Exercise brief. Return every entry exactly.

Collection entries.
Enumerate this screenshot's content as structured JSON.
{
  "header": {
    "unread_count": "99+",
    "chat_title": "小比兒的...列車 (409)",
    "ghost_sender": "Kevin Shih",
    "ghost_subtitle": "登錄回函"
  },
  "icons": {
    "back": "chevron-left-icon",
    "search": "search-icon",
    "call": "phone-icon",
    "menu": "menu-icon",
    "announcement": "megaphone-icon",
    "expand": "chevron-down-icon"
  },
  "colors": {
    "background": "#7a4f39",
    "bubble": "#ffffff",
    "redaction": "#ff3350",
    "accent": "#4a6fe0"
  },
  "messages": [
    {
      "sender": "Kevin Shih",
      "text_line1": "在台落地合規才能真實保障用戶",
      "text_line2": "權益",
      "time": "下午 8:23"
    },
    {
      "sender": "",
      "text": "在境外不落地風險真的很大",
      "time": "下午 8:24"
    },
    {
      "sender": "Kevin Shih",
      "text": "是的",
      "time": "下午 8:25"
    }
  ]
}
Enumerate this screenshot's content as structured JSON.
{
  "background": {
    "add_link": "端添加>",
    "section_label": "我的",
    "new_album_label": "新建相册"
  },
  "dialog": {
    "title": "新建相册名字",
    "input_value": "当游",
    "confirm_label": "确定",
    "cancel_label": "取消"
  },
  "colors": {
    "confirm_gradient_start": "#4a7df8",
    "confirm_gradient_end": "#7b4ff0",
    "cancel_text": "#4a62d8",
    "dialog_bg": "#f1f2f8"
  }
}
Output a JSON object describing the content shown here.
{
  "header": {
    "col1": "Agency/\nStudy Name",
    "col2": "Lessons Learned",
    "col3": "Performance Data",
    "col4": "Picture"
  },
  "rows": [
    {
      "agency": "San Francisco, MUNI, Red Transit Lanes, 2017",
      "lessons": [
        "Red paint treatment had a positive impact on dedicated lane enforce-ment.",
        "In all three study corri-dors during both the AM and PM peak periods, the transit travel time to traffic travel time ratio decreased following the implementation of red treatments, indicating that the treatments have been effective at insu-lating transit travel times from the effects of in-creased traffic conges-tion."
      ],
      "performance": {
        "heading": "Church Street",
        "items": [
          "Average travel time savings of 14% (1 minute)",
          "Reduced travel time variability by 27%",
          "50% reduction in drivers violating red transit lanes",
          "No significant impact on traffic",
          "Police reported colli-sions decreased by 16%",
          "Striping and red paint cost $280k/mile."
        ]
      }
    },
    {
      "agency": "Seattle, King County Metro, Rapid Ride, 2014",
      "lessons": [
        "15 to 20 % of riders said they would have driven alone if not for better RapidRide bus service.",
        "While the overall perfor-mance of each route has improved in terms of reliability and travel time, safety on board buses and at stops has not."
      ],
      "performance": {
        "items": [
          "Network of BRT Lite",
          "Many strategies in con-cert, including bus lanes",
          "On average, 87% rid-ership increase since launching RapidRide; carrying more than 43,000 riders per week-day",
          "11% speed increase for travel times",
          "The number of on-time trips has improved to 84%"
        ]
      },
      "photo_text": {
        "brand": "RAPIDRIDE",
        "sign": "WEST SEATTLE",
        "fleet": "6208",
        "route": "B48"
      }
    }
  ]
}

Task answer.
Enumerate this screenshot's content as structured JSON.
{
  "header": {
    "unread_count": "99+",
    "chat_title": "小比兒的...列車 (409)",
    "ghost_sender": "Kevin Shih",
    "ghost_subtitle": "登錄回函"
  },
  "icons": {
    "back": "chevron-left-icon",
    "search": "search-icon",
    "call": "phone-icon",
    "menu": "menu-icon",
    "announcement": "megaphone-icon",
    "expand": "chevron-down-icon"
  },
  "colors": {
    "background": "#7a4f39",
    "bubble": "#ffffff",
    "redaction": "#ff3350",
    "accent": "#4a6fe0"
  },
  "messages": [
    {
      "sender": "Kevin Shih",
      "text_line1": "在台落地合規才能真實保障用戶",
      "text_line2": "權益",
      "time": "下午 8:23"
    },
    {
      "sender": "",
      "text": "在境外不落地風險真的很大",
      "time": "下午 8:24"
    },
    {
      "sender": "Kevin Shih",
      "text": "是的",
      "time": "下午 8:25"
    }
  ]
}
Enumerate this screenshot's content as structured JSON.
{
  "background": {
    "add_link": "端添加>",
    "section_label": "我的",
    "new_album_label": "新建相册"
  },
  "dialog": {
    "title": "新建相册名字",
    "input_value": "当游",
    "confirm_label": "确定",
    "cancel_label": "取消"
  },
  "colors": {
    "confirm_gradient_start": "#4a7df8",
    "confirm_gradient_end": "#7b4ff0",
    "cancel_text": "#4a62d8",
    "dialog_bg": "#f1f2f8"
  }
}
Output a JSON object describing the content shown here.
{
  "header": {
    "col1": "Agency/\nStudy Name",
    "col2": "Lessons Learned",
    "col3": "Performance Data",
    "col4": "Picture"
  },
  "rows": [
    {
      "agency": "San Francisco, MUNI, Red Transit Lanes, 2017",
      "lessons": [
        "Red paint treatment had a positive impact on dedicated lane enforce-ment.",
        "In all three study corri-dors during both the AM and PM peak periods, the transit travel time to traffic travel time ratio decreased following the implementation of red treatments, indicating that the treatments have been effective at insu-lating transit travel times from the effects of in-creased traffic conges-tion."
      ],
      "performance": {
        "heading": "Church Street",
        "items": [
          "Average travel time savings of 14% (1 minute)",
          "Reduced travel time variability by 27%",
          "50% reduction in drivers violating red transit lanes",
          "No significant impact on traffic",
          "Police reported colli-sions decreased by 16%",
          "Striping and red paint cost $280k/mile."
        ]
      }
    },
    {
      "agency": "Seattle, King County Metro, Rapid Ride, 2014",
      "lessons": [
        "15 to 20 % of riders said they would have driven alone if not for better RapidRide bus service.",
        "While the overall perfor-mance of each route has improved in terms of reliability and travel time, safety on board buses and at stops has not."
      ],
      "performance": {
        "items": [
          "Network of BRT Lite",
          "Many strategies in con-cert, including bus lanes",
          "On average, 87% rid-ership increase since launching RapidRide; carrying more than 43,000 riders per week-day",
          "11% speed increase for travel times",
          "The number of on-time trips has improved to 84%"
        ]
      },
      "photo_text": {
        "brand": "RAPIDRIDE",
        "sign": "WEST SEATTLE",
        "fleet": "6208",
        "route": "B48"
      }
    }
  ]
}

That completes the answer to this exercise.